:: What you are asked to do ::
Find the lines holding the word "basis" and collect them.

-- start Recorded data --

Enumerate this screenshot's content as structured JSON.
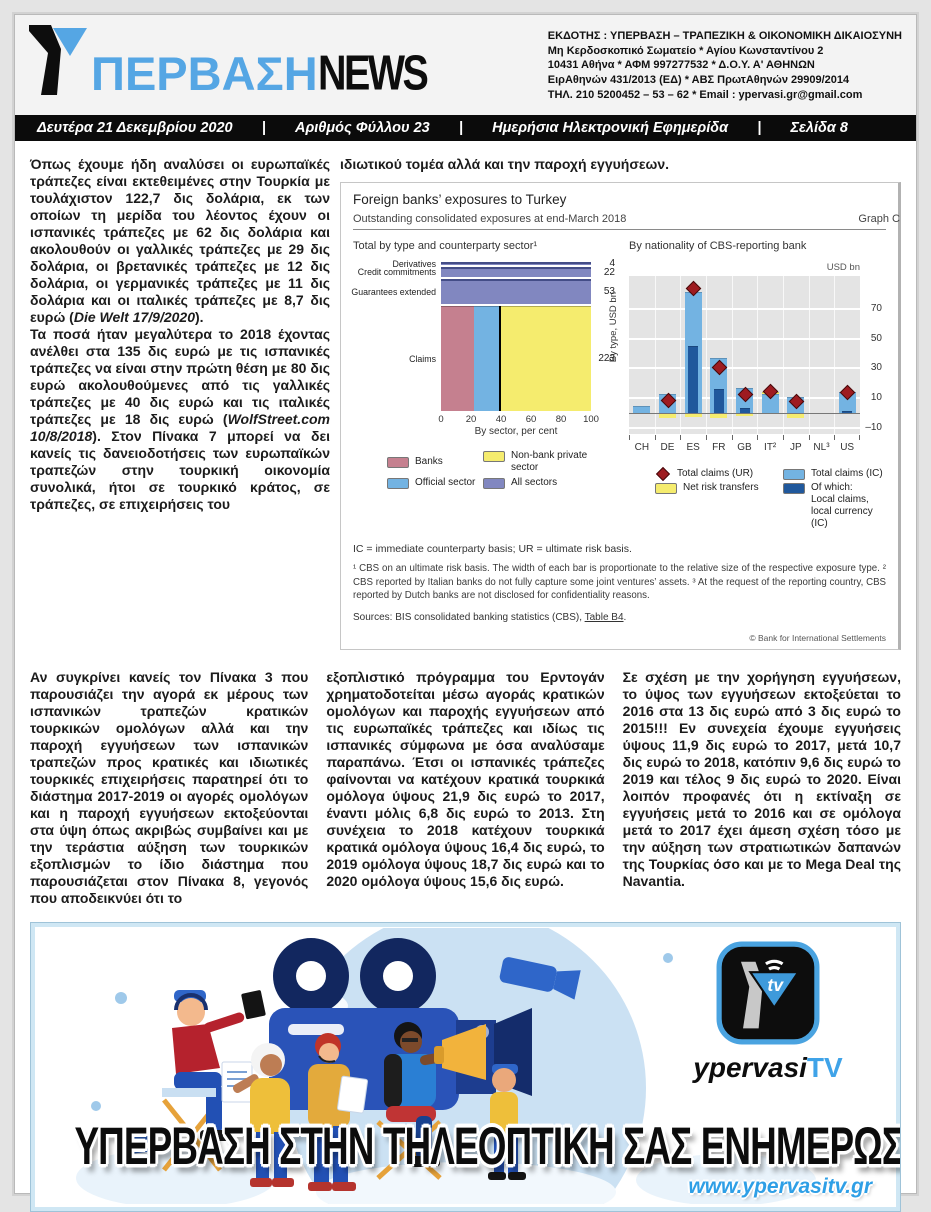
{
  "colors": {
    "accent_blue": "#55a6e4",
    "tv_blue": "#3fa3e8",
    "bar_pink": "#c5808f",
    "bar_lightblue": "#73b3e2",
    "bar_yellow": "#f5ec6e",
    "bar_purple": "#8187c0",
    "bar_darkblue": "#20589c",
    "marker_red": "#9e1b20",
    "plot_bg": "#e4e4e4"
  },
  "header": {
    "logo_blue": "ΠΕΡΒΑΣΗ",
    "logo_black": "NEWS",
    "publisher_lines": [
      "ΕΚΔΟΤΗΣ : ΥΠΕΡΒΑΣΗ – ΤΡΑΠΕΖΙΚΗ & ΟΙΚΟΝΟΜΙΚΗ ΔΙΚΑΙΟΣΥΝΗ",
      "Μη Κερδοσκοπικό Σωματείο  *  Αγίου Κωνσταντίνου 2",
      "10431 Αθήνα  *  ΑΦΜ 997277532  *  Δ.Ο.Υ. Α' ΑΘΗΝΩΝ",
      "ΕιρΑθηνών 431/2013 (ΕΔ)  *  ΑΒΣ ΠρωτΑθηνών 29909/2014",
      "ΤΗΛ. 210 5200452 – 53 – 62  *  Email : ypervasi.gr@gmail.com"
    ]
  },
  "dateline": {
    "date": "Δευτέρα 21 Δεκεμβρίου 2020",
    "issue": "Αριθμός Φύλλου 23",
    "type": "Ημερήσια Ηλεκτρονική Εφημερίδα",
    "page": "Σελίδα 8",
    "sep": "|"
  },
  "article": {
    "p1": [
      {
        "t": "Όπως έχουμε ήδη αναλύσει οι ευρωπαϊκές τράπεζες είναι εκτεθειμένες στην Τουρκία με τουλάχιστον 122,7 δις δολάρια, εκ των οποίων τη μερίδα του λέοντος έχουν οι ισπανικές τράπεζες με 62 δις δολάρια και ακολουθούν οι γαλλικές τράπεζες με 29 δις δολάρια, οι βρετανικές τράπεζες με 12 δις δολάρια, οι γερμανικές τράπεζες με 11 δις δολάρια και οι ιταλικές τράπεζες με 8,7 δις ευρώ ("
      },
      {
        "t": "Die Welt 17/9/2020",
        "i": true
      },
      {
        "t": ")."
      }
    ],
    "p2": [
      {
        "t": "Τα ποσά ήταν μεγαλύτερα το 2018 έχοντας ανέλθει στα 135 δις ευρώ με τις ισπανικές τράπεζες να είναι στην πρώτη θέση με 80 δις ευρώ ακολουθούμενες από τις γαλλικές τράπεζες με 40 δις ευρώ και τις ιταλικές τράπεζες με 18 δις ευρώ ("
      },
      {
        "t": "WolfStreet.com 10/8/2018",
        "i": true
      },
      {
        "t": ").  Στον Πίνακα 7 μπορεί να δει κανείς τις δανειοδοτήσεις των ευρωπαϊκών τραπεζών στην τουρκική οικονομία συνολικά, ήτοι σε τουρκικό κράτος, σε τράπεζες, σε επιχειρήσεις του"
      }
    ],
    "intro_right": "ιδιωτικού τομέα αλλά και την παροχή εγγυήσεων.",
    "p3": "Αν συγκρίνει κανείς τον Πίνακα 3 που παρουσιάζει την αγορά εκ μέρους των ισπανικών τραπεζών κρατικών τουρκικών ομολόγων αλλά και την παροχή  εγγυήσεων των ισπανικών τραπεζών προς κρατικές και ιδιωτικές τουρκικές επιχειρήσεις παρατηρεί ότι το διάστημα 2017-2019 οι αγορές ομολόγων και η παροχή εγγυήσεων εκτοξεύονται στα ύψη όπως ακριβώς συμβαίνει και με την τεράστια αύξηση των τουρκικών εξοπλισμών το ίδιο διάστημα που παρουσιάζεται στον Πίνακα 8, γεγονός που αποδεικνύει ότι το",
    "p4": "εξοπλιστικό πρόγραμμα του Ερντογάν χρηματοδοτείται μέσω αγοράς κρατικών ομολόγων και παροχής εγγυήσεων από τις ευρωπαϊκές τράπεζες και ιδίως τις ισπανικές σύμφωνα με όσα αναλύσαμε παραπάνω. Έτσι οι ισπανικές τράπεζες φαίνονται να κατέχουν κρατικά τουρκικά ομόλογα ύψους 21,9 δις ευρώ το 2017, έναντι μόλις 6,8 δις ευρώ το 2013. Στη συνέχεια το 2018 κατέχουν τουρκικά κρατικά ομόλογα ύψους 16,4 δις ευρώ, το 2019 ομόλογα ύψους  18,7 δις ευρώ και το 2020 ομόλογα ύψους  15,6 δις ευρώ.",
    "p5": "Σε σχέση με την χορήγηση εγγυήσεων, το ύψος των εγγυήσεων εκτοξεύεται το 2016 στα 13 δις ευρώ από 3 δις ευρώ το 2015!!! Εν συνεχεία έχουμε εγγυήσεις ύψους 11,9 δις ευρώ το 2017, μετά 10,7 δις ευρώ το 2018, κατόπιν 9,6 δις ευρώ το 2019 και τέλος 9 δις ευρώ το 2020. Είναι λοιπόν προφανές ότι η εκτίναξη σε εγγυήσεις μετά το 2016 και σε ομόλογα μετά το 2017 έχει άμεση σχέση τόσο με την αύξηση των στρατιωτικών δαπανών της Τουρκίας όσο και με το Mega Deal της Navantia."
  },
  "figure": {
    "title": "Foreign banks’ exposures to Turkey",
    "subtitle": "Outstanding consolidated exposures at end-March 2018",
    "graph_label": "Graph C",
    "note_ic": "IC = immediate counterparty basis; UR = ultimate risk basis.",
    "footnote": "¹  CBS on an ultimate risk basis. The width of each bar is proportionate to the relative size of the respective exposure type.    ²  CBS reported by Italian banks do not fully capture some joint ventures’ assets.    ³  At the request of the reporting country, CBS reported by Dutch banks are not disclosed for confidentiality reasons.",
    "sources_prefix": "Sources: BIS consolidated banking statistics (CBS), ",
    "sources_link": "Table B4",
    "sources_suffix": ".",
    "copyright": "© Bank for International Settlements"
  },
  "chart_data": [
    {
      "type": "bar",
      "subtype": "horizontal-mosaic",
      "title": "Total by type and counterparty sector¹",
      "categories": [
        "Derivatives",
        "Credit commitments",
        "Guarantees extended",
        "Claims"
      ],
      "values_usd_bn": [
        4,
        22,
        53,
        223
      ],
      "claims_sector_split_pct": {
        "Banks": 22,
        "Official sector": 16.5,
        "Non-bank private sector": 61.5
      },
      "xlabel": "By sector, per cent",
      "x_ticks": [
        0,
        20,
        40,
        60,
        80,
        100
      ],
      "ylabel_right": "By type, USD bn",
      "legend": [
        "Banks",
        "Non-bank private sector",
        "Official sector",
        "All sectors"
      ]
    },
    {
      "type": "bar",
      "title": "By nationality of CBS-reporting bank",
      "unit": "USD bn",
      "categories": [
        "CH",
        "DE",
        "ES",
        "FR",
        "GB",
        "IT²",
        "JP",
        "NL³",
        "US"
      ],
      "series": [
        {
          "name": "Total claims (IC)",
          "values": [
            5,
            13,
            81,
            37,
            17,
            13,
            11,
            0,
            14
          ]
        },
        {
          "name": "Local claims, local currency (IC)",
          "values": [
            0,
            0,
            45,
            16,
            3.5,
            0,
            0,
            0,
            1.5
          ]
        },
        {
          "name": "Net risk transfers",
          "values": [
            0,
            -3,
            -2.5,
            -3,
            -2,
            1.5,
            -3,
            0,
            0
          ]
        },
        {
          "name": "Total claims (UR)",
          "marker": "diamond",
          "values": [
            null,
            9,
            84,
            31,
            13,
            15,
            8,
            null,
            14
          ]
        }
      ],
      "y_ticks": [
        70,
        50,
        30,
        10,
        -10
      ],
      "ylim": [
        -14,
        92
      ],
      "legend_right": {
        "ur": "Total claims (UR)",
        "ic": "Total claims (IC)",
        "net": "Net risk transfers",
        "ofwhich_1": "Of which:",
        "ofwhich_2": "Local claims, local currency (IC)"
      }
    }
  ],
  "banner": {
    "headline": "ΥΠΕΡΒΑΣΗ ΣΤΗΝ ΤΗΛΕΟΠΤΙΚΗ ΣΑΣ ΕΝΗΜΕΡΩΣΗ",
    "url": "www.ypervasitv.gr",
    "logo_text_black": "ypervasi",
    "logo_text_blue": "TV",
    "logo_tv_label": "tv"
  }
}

-- end Recorded data --

:: Answer for the task ::
    "note_ic": "IC = immediate counterparty basis; UR = ultimate risk basis.",
    "footnote": "¹  CBS on an ultimate risk basis. The width of each bar is proportionate to the relative size of the respective exposure type.    ²  CBS reported by Italian banks do not fully capture some joint ventures’ assets.    ³  At the request of the reporting country, CBS reported by Dutch banks are not disclosed for confidentiality reasons.",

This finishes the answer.